Task brief :: Reproduce all the lines below exactly and omit the images.

Data records
▬▬▬▬▬▬▬▬▬▬
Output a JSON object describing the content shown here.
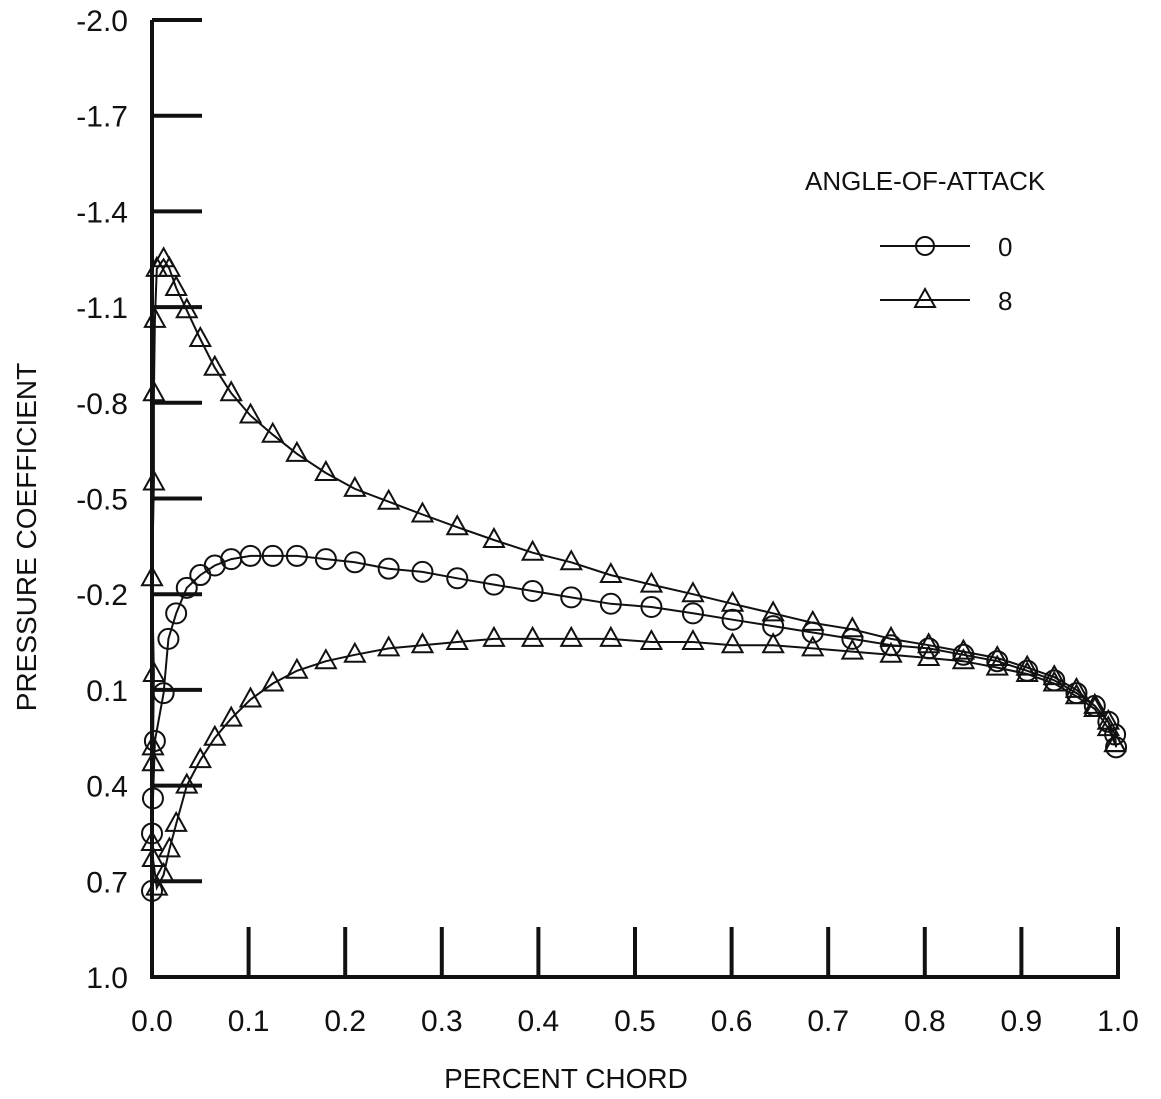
{
  "chart_data": {
    "type": "line",
    "xlabel": "PERCENT CHORD",
    "ylabel": "PRESSURE COEFFICIENT",
    "xlim": [
      0.0,
      1.0
    ],
    "ylim": [
      1.0,
      -2.0
    ],
    "y_inverted": true,
    "xticks": [
      0.0,
      0.1,
      0.2,
      0.3,
      0.4,
      0.5,
      0.6,
      0.7,
      0.8,
      0.9,
      1.0
    ],
    "xtick_labels": [
      "0.0",
      "0.1",
      "0.2",
      "0.3",
      "0.4",
      "0.5",
      "0.6",
      "0.7",
      "0.8",
      "0.9",
      "1.0"
    ],
    "yticks": [
      -2.0,
      -1.7,
      -1.4,
      -1.1,
      -0.8,
      -0.5,
      -0.2,
      0.1,
      0.4,
      0.7,
      1.0
    ],
    "ytick_labels": [
      "-2.0",
      "-1.7",
      "-1.4",
      "-1.1",
      "-0.8",
      "-0.5",
      "-0.2",
      "0.1",
      "0.4",
      "0.7",
      "1.0"
    ],
    "grid": false,
    "legend": {
      "title": "ANGLE-OF-ATTACK",
      "position": "top-right"
    },
    "series": [
      {
        "name": "0",
        "marker": "circle",
        "points": [
          [
            0.0,
            0.73
          ],
          [
            0.0,
            0.55
          ],
          [
            0.001,
            0.44
          ],
          [
            0.003,
            0.26
          ],
          [
            0.012,
            0.11
          ],
          [
            0.017,
            -0.06
          ],
          [
            0.025,
            -0.14
          ],
          [
            0.036,
            -0.22
          ],
          [
            0.05,
            -0.26
          ],
          [
            0.065,
            -0.29
          ],
          [
            0.082,
            -0.31
          ],
          [
            0.102,
            -0.32
          ],
          [
            0.125,
            -0.32
          ],
          [
            0.15,
            -0.32
          ],
          [
            0.18,
            -0.31
          ],
          [
            0.21,
            -0.3
          ],
          [
            0.245,
            -0.28
          ],
          [
            0.28,
            -0.27
          ],
          [
            0.316,
            -0.25
          ],
          [
            0.354,
            -0.23
          ],
          [
            0.394,
            -0.21
          ],
          [
            0.434,
            -0.19
          ],
          [
            0.475,
            -0.17
          ],
          [
            0.517,
            -0.16
          ],
          [
            0.56,
            -0.14
          ],
          [
            0.601,
            -0.12
          ],
          [
            0.643,
            -0.1
          ],
          [
            0.684,
            -0.08
          ],
          [
            0.725,
            -0.06
          ],
          [
            0.765,
            -0.04
          ],
          [
            0.804,
            -0.03
          ],
          [
            0.84,
            -0.01
          ],
          [
            0.875,
            0.01
          ],
          [
            0.906,
            0.04
          ],
          [
            0.934,
            0.07
          ],
          [
            0.957,
            0.11
          ],
          [
            0.976,
            0.15
          ],
          [
            0.99,
            0.2
          ],
          [
            0.997,
            0.24
          ],
          [
            0.998,
            0.28
          ]
        ]
      },
      {
        "name": "8",
        "marker": "triangle",
        "upper_points": [
          [
            0.001,
            0.28
          ],
          [
            0.002,
            0.05
          ],
          [
            0.0,
            -0.25
          ],
          [
            0.002,
            -0.55
          ],
          [
            0.002,
            -0.83
          ],
          [
            0.003,
            -1.06
          ],
          [
            0.005,
            -1.22
          ],
          [
            0.012,
            -1.25
          ],
          [
            0.018,
            -1.22
          ],
          [
            0.025,
            -1.16
          ],
          [
            0.036,
            -1.09
          ],
          [
            0.05,
            -1.0
          ],
          [
            0.065,
            -0.91
          ],
          [
            0.082,
            -0.83
          ],
          [
            0.102,
            -0.76
          ],
          [
            0.125,
            -0.7
          ],
          [
            0.15,
            -0.64
          ],
          [
            0.18,
            -0.58
          ],
          [
            0.21,
            -0.53
          ],
          [
            0.245,
            -0.49
          ],
          [
            0.28,
            -0.45
          ],
          [
            0.316,
            -0.41
          ],
          [
            0.354,
            -0.37
          ],
          [
            0.394,
            -0.33
          ],
          [
            0.434,
            -0.3
          ],
          [
            0.475,
            -0.26
          ],
          [
            0.517,
            -0.23
          ],
          [
            0.56,
            -0.2
          ],
          [
            0.601,
            -0.17
          ],
          [
            0.643,
            -0.14
          ],
          [
            0.684,
            -0.11
          ],
          [
            0.725,
            -0.09
          ],
          [
            0.765,
            -0.06
          ],
          [
            0.804,
            -0.04
          ],
          [
            0.84,
            -0.02
          ],
          [
            0.875,
            0.0
          ],
          [
            0.906,
            0.03
          ],
          [
            0.934,
            0.06
          ],
          [
            0.957,
            0.1
          ],
          [
            0.976,
            0.15
          ],
          [
            0.99,
            0.2
          ],
          [
            0.997,
            0.27
          ]
        ],
        "lower_points": [
          [
            0.001,
            0.33
          ],
          [
            0.0,
            0.58
          ],
          [
            0.001,
            0.63
          ],
          [
            0.005,
            0.72
          ],
          [
            0.012,
            0.68
          ],
          [
            0.018,
            0.6
          ],
          [
            0.025,
            0.52
          ],
          [
            0.036,
            0.4
          ],
          [
            0.05,
            0.32
          ],
          [
            0.065,
            0.25
          ],
          [
            0.082,
            0.19
          ],
          [
            0.102,
            0.13
          ],
          [
            0.125,
            0.08
          ],
          [
            0.15,
            0.04
          ],
          [
            0.18,
            0.01
          ],
          [
            0.21,
            -0.01
          ],
          [
            0.245,
            -0.03
          ],
          [
            0.28,
            -0.04
          ],
          [
            0.316,
            -0.05
          ],
          [
            0.354,
            -0.06
          ],
          [
            0.394,
            -0.06
          ],
          [
            0.434,
            -0.06
          ],
          [
            0.475,
            -0.06
          ],
          [
            0.517,
            -0.05
          ],
          [
            0.56,
            -0.05
          ],
          [
            0.601,
            -0.04
          ],
          [
            0.643,
            -0.04
          ],
          [
            0.684,
            -0.03
          ],
          [
            0.725,
            -0.02
          ],
          [
            0.765,
            -0.01
          ],
          [
            0.804,
            0.0
          ],
          [
            0.84,
            0.01
          ],
          [
            0.875,
            0.03
          ],
          [
            0.906,
            0.05
          ],
          [
            0.934,
            0.08
          ],
          [
            0.957,
            0.12
          ],
          [
            0.976,
            0.16
          ],
          [
            0.99,
            0.22
          ],
          [
            0.997,
            0.27
          ]
        ]
      }
    ]
  }
}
▬▬▬▬▬▬▬▬▬▬
Reply to the task ::
Output a JSON object describing the content shown here.
{
  "chart_data": {
    "type": "line",
    "xlabel": "PERCENT CHORD",
    "ylabel": "PRESSURE COEFFICIENT",
    "xlim": [
      0.0,
      1.0
    ],
    "ylim": [
      1.0,
      -2.0
    ],
    "y_inverted": true,
    "xticks": [
      0.0,
      0.1,
      0.2,
      0.3,
      0.4,
      0.5,
      0.6,
      0.7,
      0.8,
      0.9,
      1.0
    ],
    "xtick_labels": [
      "0.0",
      "0.1",
      "0.2",
      "0.3",
      "0.4",
      "0.5",
      "0.6",
      "0.7",
      "0.8",
      "0.9",
      "1.0"
    ],
    "yticks": [
      -2.0,
      -1.7,
      -1.4,
      -1.1,
      -0.8,
      -0.5,
      -0.2,
      0.1,
      0.4,
      0.7,
      1.0
    ],
    "ytick_labels": [
      "-2.0",
      "-1.7",
      "-1.4",
      "-1.1",
      "-0.8",
      "-0.5",
      "-0.2",
      "0.1",
      "0.4",
      "0.7",
      "1.0"
    ],
    "grid": false,
    "legend": {
      "title": "ANGLE-OF-ATTACK",
      "position": "top-right"
    },
    "series": [
      {
        "name": "0",
        "marker": "circle",
        "points": [
          [
            0.0,
            0.73
          ],
          [
            0.0,
            0.55
          ],
          [
            0.001,
            0.44
          ],
          [
            0.003,
            0.26
          ],
          [
            0.012,
            0.11
          ],
          [
            0.017,
            -0.06
          ],
          [
            0.025,
            -0.14
          ],
          [
            0.036,
            -0.22
          ],
          [
            0.05,
            -0.26
          ],
          [
            0.065,
            -0.29
          ],
          [
            0.082,
            -0.31
          ],
          [
            0.102,
            -0.32
          ],
          [
            0.125,
            -0.32
          ],
          [
            0.15,
            -0.32
          ],
          [
            0.18,
            -0.31
          ],
          [
            0.21,
            -0.3
          ],
          [
            0.245,
            -0.28
          ],
          [
            0.28,
            -0.27
          ],
          [
            0.316,
            -0.25
          ],
          [
            0.354,
            -0.23
          ],
          [
            0.394,
            -0.21
          ],
          [
            0.434,
            -0.19
          ],
          [
            0.475,
            -0.17
          ],
          [
            0.517,
            -0.16
          ],
          [
            0.56,
            -0.14
          ],
          [
            0.601,
            -0.12
          ],
          [
            0.643,
            -0.1
          ],
          [
            0.684,
            -0.08
          ],
          [
            0.725,
            -0.06
          ],
          [
            0.765,
            -0.04
          ],
          [
            0.804,
            -0.03
          ],
          [
            0.84,
            -0.01
          ],
          [
            0.875,
            0.01
          ],
          [
            0.906,
            0.04
          ],
          [
            0.934,
            0.07
          ],
          [
            0.957,
            0.11
          ],
          [
            0.976,
            0.15
          ],
          [
            0.99,
            0.2
          ],
          [
            0.997,
            0.24
          ],
          [
            0.998,
            0.28
          ]
        ]
      },
      {
        "name": "8",
        "marker": "triangle",
        "upper_points": [
          [
            0.001,
            0.28
          ],
          [
            0.002,
            0.05
          ],
          [
            0.0,
            -0.25
          ],
          [
            0.002,
            -0.55
          ],
          [
            0.002,
            -0.83
          ],
          [
            0.003,
            -1.06
          ],
          [
            0.005,
            -1.22
          ],
          [
            0.012,
            -1.25
          ],
          [
            0.018,
            -1.22
          ],
          [
            0.025,
            -1.16
          ],
          [
            0.036,
            -1.09
          ],
          [
            0.05,
            -1.0
          ],
          [
            0.065,
            -0.91
          ],
          [
            0.082,
            -0.83
          ],
          [
            0.102,
            -0.76
          ],
          [
            0.125,
            -0.7
          ],
          [
            0.15,
            -0.64
          ],
          [
            0.18,
            -0.58
          ],
          [
            0.21,
            -0.53
          ],
          [
            0.245,
            -0.49
          ],
          [
            0.28,
            -0.45
          ],
          [
            0.316,
            -0.41
          ],
          [
            0.354,
            -0.37
          ],
          [
            0.394,
            -0.33
          ],
          [
            0.434,
            -0.3
          ],
          [
            0.475,
            -0.26
          ],
          [
            0.517,
            -0.23
          ],
          [
            0.56,
            -0.2
          ],
          [
            0.601,
            -0.17
          ],
          [
            0.643,
            -0.14
          ],
          [
            0.684,
            -0.11
          ],
          [
            0.725,
            -0.09
          ],
          [
            0.765,
            -0.06
          ],
          [
            0.804,
            -0.04
          ],
          [
            0.84,
            -0.02
          ],
          [
            0.875,
            0.0
          ],
          [
            0.906,
            0.03
          ],
          [
            0.934,
            0.06
          ],
          [
            0.957,
            0.1
          ],
          [
            0.976,
            0.15
          ],
          [
            0.99,
            0.2
          ],
          [
            0.997,
            0.27
          ]
        ],
        "lower_points": [
          [
            0.001,
            0.33
          ],
          [
            0.0,
            0.58
          ],
          [
            0.001,
            0.63
          ],
          [
            0.005,
            0.72
          ],
          [
            0.012,
            0.68
          ],
          [
            0.018,
            0.6
          ],
          [
            0.025,
            0.52
          ],
          [
            0.036,
            0.4
          ],
          [
            0.05,
            0.32
          ],
          [
            0.065,
            0.25
          ],
          [
            0.082,
            0.19
          ],
          [
            0.102,
            0.13
          ],
          [
            0.125,
            0.08
          ],
          [
            0.15,
            0.04
          ],
          [
            0.18,
            0.01
          ],
          [
            0.21,
            -0.01
          ],
          [
            0.245,
            -0.03
          ],
          [
            0.28,
            -0.04
          ],
          [
            0.316,
            -0.05
          ],
          [
            0.354,
            -0.06
          ],
          [
            0.394,
            -0.06
          ],
          [
            0.434,
            -0.06
          ],
          [
            0.475,
            -0.06
          ],
          [
            0.517,
            -0.05
          ],
          [
            0.56,
            -0.05
          ],
          [
            0.601,
            -0.04
          ],
          [
            0.643,
            -0.04
          ],
          [
            0.684,
            -0.03
          ],
          [
            0.725,
            -0.02
          ],
          [
            0.765,
            -0.01
          ],
          [
            0.804,
            0.0
          ],
          [
            0.84,
            0.01
          ],
          [
            0.875,
            0.03
          ],
          [
            0.906,
            0.05
          ],
          [
            0.934,
            0.08
          ],
          [
            0.957,
            0.12
          ],
          [
            0.976,
            0.16
          ],
          [
            0.99,
            0.22
          ],
          [
            0.997,
            0.27
          ]
        ]
      }
    ]
  }
}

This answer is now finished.